A block of data:
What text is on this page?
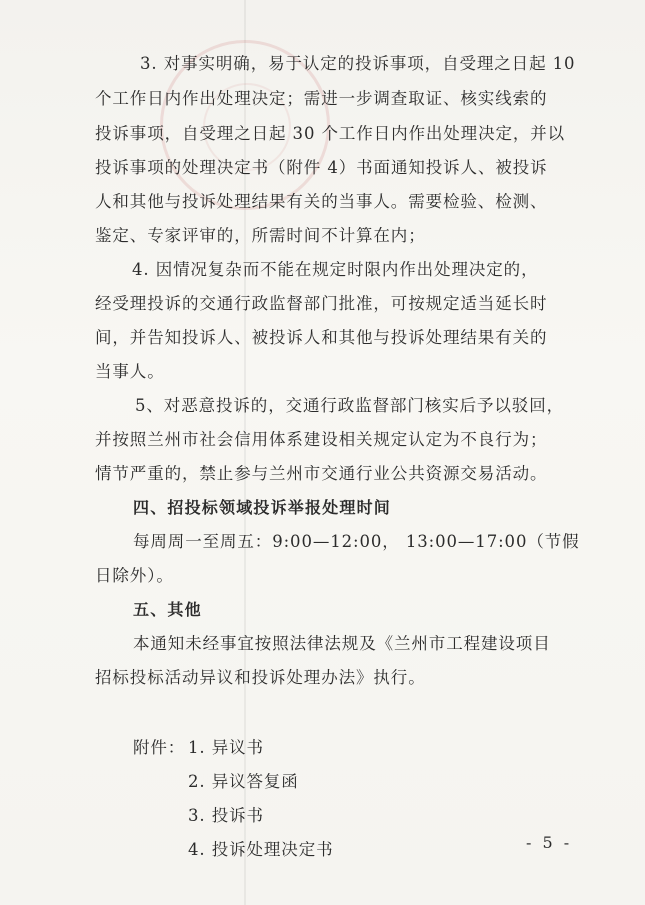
3. 对事实明确，易于认定的投诉事项，自受理之日起 10
个工作日内作出处理决定；需进一步调查取证、核实线索的
投诉事项，自受理之日起 30 个工作日内作出处理决定，并以
投诉事项的处理决定书（附件 4）书面通知投诉人、被投诉
人和其他与投诉处理结果有关的当事人。需要检验、检测、
鉴定、专家评审的，所需时间不计算在内；
4. 因情况复杂而不能在规定时限内作出处理决定的，
经受理投诉的交通行政监督部门批准，可按规定适当延长时
间，并告知投诉人、被投诉人和其他与投诉处理结果有关的
当事人。
5、对恶意投诉的，交通行政监督部门核实后予以驳回，
并按照兰州市社会信用体系建设相关规定认定为不良行为；
情节严重的，禁止参与兰州市交通行业公共资源交易活动。
四、招投标领域投诉举报处理时间
每周周一至周五：9:00—12:00， 13:00—17:00（节假
日除外）。
五、其他
本通知未经事宜按照法律法规及《兰州市工程建设项目
招标投标活动异议和投诉处理办法》执行。
附件： 1. 异议书
2. 异议答复函
3. 投诉书
4. 投诉处理决定书	- 5 -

» **STATED TASK**
From the listing above, print every entry precisely and drop the pictures.

» **TASK OUTPUT**
What text is on this page?
3. 对事实明确，易于认定的投诉事项，自受理之日起 10
个工作日内作出处理决定；需进一步调查取证、核实线索的
投诉事项，自受理之日起 30 个工作日内作出处理决定，并以
投诉事项的处理决定书（附件 4）书面通知投诉人、被投诉
人和其他与投诉处理结果有关的当事人。需要检验、检测、
鉴定、专家评审的，所需时间不计算在内；
4. 因情况复杂而不能在规定时限内作出处理决定的，
经受理投诉的交通行政监督部门批准，可按规定适当延长时
间，并告知投诉人、被投诉人和其他与投诉处理结果有关的
当事人。
5、对恶意投诉的，交通行政监督部门核实后予以驳回，
并按照兰州市社会信用体系建设相关规定认定为不良行为；
情节严重的，禁止参与兰州市交通行业公共资源交易活动。
四、招投标领域投诉举报处理时间
每周周一至周五：9:00—12:00， 13:00—17:00（节假
日除外）。
五、其他
本通知未经事宜按照法律法规及《兰州市工程建设项目
招标投标活动异议和投诉处理办法》执行。
附件： 1. 异议书
2. 异议答复函
3. 投诉书
4. 投诉处理决定书	- 5 -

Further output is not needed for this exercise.